> _WHAT YOU SHOULD DO_: Pull out every line below that contains the word "渤海禁渔期结束".

> _Dataset items_:
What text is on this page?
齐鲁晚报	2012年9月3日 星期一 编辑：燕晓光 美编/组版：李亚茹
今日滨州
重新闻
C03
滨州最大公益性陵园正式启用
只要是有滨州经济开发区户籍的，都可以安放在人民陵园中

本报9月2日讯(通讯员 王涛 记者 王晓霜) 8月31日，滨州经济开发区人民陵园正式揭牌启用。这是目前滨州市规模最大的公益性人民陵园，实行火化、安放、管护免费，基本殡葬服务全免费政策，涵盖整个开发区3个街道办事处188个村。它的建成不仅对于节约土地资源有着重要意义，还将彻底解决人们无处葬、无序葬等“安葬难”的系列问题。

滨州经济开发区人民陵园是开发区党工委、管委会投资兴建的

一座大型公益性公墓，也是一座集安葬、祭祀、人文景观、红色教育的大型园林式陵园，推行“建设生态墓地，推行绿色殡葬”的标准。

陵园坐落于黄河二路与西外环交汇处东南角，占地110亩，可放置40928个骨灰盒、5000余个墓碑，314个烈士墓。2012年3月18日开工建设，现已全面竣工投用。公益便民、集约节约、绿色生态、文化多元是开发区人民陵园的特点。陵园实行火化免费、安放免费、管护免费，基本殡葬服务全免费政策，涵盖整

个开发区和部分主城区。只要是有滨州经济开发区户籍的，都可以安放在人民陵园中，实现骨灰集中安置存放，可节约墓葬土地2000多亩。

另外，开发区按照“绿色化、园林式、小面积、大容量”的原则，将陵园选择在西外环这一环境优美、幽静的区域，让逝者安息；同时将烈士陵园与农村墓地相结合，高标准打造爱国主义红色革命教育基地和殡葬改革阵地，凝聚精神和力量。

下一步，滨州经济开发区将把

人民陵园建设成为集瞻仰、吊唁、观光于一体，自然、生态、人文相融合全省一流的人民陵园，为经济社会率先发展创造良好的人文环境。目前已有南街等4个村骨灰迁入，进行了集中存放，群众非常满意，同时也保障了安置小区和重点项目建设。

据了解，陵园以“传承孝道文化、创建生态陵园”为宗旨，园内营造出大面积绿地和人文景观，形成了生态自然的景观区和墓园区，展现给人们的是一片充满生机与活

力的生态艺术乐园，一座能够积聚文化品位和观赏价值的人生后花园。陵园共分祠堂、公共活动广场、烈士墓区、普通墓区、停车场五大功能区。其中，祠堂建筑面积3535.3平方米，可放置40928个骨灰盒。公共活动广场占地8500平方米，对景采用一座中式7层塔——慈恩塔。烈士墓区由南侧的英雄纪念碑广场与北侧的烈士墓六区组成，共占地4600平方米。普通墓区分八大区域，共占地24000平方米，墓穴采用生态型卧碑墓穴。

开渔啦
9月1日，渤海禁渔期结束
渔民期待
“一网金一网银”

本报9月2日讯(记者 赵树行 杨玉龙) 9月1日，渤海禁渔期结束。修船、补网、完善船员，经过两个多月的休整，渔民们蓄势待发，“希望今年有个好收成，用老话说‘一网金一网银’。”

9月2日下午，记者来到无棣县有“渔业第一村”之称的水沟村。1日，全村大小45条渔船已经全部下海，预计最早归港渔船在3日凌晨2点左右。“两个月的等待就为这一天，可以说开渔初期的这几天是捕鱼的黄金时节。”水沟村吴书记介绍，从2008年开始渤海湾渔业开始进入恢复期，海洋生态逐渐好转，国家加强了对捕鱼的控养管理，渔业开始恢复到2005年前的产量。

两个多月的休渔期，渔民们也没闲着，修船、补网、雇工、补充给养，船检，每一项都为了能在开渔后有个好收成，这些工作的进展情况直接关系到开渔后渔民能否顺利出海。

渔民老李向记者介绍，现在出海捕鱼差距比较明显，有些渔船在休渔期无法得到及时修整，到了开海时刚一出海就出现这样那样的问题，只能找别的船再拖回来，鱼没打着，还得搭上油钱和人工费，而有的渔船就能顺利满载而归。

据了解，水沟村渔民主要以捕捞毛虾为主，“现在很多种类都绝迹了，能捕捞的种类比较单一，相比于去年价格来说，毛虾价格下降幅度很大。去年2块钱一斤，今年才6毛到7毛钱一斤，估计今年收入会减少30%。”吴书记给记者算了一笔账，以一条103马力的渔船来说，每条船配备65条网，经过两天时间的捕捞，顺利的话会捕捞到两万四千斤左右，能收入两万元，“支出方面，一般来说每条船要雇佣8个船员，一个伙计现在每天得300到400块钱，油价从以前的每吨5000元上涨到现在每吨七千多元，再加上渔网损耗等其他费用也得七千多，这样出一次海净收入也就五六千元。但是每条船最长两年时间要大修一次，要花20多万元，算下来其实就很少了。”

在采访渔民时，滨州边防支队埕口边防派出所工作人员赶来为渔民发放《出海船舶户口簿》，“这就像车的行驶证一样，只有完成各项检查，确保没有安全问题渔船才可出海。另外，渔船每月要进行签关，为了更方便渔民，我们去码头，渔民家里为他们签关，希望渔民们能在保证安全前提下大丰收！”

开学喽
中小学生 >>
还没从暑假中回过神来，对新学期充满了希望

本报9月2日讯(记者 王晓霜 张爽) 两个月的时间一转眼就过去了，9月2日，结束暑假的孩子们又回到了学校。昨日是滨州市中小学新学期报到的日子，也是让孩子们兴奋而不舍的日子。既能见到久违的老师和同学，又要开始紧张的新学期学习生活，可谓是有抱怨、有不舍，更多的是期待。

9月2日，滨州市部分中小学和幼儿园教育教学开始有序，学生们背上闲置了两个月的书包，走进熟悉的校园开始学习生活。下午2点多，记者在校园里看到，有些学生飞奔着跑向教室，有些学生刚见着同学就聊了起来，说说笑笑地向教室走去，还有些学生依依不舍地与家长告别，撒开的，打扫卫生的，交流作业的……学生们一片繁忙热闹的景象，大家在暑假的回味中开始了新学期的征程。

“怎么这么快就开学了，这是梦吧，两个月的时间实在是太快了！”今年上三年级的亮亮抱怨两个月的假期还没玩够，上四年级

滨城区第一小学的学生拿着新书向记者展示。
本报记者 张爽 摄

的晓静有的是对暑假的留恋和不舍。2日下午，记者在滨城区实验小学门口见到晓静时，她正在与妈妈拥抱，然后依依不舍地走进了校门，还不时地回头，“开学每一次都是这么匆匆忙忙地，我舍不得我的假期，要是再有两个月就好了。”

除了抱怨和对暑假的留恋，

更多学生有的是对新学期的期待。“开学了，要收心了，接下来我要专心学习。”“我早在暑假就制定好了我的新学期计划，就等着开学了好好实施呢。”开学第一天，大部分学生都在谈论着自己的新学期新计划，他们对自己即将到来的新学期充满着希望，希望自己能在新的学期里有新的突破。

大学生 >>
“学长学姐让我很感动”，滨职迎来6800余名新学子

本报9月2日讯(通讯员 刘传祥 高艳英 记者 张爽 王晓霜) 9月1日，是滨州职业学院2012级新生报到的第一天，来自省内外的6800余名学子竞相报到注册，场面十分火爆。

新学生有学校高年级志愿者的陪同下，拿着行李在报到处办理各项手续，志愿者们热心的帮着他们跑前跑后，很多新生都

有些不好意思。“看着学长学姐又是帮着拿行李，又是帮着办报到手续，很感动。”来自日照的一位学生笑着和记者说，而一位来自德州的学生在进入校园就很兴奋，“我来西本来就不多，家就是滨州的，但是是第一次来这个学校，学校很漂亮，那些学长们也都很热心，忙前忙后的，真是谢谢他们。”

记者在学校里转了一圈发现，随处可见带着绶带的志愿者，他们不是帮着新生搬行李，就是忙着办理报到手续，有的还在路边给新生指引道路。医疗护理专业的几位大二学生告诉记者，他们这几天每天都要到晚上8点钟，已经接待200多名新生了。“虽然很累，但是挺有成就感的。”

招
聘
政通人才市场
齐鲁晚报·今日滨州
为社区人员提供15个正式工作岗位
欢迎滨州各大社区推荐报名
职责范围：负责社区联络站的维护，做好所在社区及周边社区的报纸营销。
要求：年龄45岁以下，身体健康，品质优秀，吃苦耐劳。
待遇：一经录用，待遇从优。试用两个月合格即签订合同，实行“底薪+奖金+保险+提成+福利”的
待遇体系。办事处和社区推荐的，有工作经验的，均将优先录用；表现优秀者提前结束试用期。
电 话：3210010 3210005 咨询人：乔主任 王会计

> _ANSWER TO THE PROBLEM_:
9月1日，渤海禁渔期结束
本报9月2日讯(记者 赵树行 杨玉龙) 9月1日，渤海禁渔期结束。修船、补网、完善船员，经过两个多月的休整，渔民们蓄势待发，“希望今年有个好收成，用老话说‘一网金一网银’。”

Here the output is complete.